Output each entry exactly; skip nothing.

Begin Records for this exercise

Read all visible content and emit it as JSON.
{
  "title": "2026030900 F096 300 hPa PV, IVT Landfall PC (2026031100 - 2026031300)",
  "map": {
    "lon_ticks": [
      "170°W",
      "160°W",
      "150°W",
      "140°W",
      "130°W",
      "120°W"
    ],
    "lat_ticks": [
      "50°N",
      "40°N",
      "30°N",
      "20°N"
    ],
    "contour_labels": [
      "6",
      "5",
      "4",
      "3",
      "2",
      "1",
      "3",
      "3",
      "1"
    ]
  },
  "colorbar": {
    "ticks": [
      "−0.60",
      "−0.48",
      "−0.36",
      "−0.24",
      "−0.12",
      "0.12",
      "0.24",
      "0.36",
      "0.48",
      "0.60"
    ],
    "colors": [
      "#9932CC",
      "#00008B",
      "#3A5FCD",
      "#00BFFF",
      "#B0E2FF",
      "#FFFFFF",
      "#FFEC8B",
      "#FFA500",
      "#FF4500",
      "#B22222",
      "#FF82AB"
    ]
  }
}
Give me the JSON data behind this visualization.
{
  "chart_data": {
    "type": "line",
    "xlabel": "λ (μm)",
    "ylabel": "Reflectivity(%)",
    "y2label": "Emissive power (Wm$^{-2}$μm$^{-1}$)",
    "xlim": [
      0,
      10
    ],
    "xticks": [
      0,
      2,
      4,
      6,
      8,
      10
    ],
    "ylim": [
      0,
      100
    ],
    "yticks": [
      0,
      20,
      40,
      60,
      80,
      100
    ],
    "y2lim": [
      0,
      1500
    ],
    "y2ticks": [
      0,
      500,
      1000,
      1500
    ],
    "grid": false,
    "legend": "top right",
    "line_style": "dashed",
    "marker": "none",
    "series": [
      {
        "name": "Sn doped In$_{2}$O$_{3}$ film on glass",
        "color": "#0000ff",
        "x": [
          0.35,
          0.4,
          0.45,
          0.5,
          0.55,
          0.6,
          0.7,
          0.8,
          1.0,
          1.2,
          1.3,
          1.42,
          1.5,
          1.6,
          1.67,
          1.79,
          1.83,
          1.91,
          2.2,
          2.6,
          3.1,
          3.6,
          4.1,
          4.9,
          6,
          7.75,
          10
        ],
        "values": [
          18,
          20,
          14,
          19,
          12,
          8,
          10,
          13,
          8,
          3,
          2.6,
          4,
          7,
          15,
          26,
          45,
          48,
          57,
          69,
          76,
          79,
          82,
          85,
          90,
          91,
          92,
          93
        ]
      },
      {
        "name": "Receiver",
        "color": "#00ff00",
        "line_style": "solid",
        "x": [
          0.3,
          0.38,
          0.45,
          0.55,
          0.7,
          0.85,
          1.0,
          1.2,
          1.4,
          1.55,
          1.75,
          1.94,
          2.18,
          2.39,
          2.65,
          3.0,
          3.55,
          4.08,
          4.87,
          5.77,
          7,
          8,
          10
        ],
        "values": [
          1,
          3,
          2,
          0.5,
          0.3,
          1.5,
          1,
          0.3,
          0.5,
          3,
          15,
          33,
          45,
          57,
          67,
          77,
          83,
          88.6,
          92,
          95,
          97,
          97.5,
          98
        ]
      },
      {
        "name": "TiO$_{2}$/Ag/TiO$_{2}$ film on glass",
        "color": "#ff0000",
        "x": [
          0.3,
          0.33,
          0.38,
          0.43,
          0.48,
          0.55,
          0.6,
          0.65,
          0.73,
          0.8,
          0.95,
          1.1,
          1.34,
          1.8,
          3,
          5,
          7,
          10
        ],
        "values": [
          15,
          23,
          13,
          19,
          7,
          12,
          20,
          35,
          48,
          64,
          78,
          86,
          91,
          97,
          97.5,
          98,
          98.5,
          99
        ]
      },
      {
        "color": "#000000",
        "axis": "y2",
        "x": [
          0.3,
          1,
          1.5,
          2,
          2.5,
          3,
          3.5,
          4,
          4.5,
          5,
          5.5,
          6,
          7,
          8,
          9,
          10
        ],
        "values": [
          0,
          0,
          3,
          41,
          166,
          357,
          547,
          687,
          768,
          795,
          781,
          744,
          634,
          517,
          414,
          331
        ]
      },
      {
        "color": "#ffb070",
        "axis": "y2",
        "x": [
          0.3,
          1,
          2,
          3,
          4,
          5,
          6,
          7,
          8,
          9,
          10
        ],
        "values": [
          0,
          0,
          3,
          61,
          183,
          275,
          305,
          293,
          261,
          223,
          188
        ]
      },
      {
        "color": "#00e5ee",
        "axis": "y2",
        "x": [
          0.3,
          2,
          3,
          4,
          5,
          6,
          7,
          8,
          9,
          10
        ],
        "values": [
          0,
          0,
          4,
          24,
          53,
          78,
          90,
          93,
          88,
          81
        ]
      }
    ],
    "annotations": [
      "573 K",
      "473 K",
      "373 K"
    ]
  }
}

End Records for this exercise

■ Solved exercise:
Read all visible content and emit it as JSON.
{
  "title": "2026030900 F096 300 hPa PV, IVT Landfall PC (2026031100 - 2026031300)",
  "map": {
    "lon_ticks": [
      "170°W",
      "160°W",
      "150°W",
      "140°W",
      "130°W",
      "120°W"
    ],
    "lat_ticks": [
      "50°N",
      "40°N",
      "30°N",
      "20°N"
    ],
    "contour_labels": [
      "6",
      "5",
      "4",
      "3",
      "2",
      "1",
      "3",
      "3",
      "1"
    ]
  },
  "colorbar": {
    "ticks": [
      "−0.60",
      "−0.48",
      "−0.36",
      "−0.24",
      "−0.12",
      "0.12",
      "0.24",
      "0.36",
      "0.48",
      "0.60"
    ],
    "colors": [
      "#9932CC",
      "#00008B",
      "#3A5FCD",
      "#00BFFF",
      "#B0E2FF",
      "#FFFFFF",
      "#FFEC8B",
      "#FFA500",
      "#FF4500",
      "#B22222",
      "#FF82AB"
    ]
  }
}
Give me the JSON data behind this visualization.
{
  "chart_data": {
    "type": "line",
    "xlabel": "λ (μm)",
    "ylabel": "Reflectivity(%)",
    "y2label": "Emissive power (Wm$^{-2}$μm$^{-1}$)",
    "xlim": [
      0,
      10
    ],
    "xticks": [
      0,
      2,
      4,
      6,
      8,
      10
    ],
    "ylim": [
      0,
      100
    ],
    "yticks": [
      0,
      20,
      40,
      60,
      80,
      100
    ],
    "y2lim": [
      0,
      1500
    ],
    "y2ticks": [
      0,
      500,
      1000,
      1500
    ],
    "grid": false,
    "legend": "top right",
    "line_style": "dashed",
    "marker": "none",
    "series": [
      {
        "name": "Sn doped In$_{2}$O$_{3}$ film on glass",
        "color": "#0000ff",
        "x": [
          0.35,
          0.4,
          0.45,
          0.5,
          0.55,
          0.6,
          0.7,
          0.8,
          1.0,
          1.2,
          1.3,
          1.42,
          1.5,
          1.6,
          1.67,
          1.79,
          1.83,
          1.91,
          2.2,
          2.6,
          3.1,
          3.6,
          4.1,
          4.9,
          6,
          7.75,
          10
        ],
        "values": [
          18,
          20,
          14,
          19,
          12,
          8,
          10,
          13,
          8,
          3,
          2.6,
          4,
          7,
          15,
          26,
          45,
          48,
          57,
          69,
          76,
          79,
          82,
          85,
          90,
          91,
          92,
          93
        ]
      },
      {
        "name": "Receiver",
        "color": "#00ff00",
        "line_style": "solid",
        "x": [
          0.3,
          0.38,
          0.45,
          0.55,
          0.7,
          0.85,
          1.0,
          1.2,
          1.4,
          1.55,
          1.75,
          1.94,
          2.18,
          2.39,
          2.65,
          3.0,
          3.55,
          4.08,
          4.87,
          5.77,
          7,
          8,
          10
        ],
        "values": [
          1,
          3,
          2,
          0.5,
          0.3,
          1.5,
          1,
          0.3,
          0.5,
          3,
          15,
          33,
          45,
          57,
          67,
          77,
          83,
          88.6,
          92,
          95,
          97,
          97.5,
          98
        ]
      },
      {
        "name": "TiO$_{2}$/Ag/TiO$_{2}$ film on glass",
        "color": "#ff0000",
        "x": [
          0.3,
          0.33,
          0.38,
          0.43,
          0.48,
          0.55,
          0.6,
          0.65,
          0.73,
          0.8,
          0.95,
          1.1,
          1.34,
          1.8,
          3,
          5,
          7,
          10
        ],
        "values": [
          15,
          23,
          13,
          19,
          7,
          12,
          20,
          35,
          48,
          64,
          78,
          86,
          91,
          97,
          97.5,
          98,
          98.5,
          99
        ]
      },
      {
        "color": "#000000",
        "axis": "y2",
        "x": [
          0.3,
          1,
          1.5,
          2,
          2.5,
          3,
          3.5,
          4,
          4.5,
          5,
          5.5,
          6,
          7,
          8,
          9,
          10
        ],
        "values": [
          0,
          0,
          3,
          41,
          166,
          357,
          547,
          687,
          768,
          795,
          781,
          744,
          634,
          517,
          414,
          331
        ]
      },
      {
        "color": "#ffb070",
        "axis": "y2",
        "x": [
          0.3,
          1,
          2,
          3,
          4,
          5,
          6,
          7,
          8,
          9,
          10
        ],
        "values": [
          0,
          0,
          3,
          61,
          183,
          275,
          305,
          293,
          261,
          223,
          188
        ]
      },
      {
        "color": "#00e5ee",
        "axis": "y2",
        "x": [
          0.3,
          2,
          3,
          4,
          5,
          6,
          7,
          8,
          9,
          10
        ],
        "values": [
          0,
          0,
          4,
          24,
          53,
          78,
          90,
          93,
          88,
          81
        ]
      }
    ],
    "annotations": [
      "573 K",
      "473 K",
      "373 K"
    ]
  }
}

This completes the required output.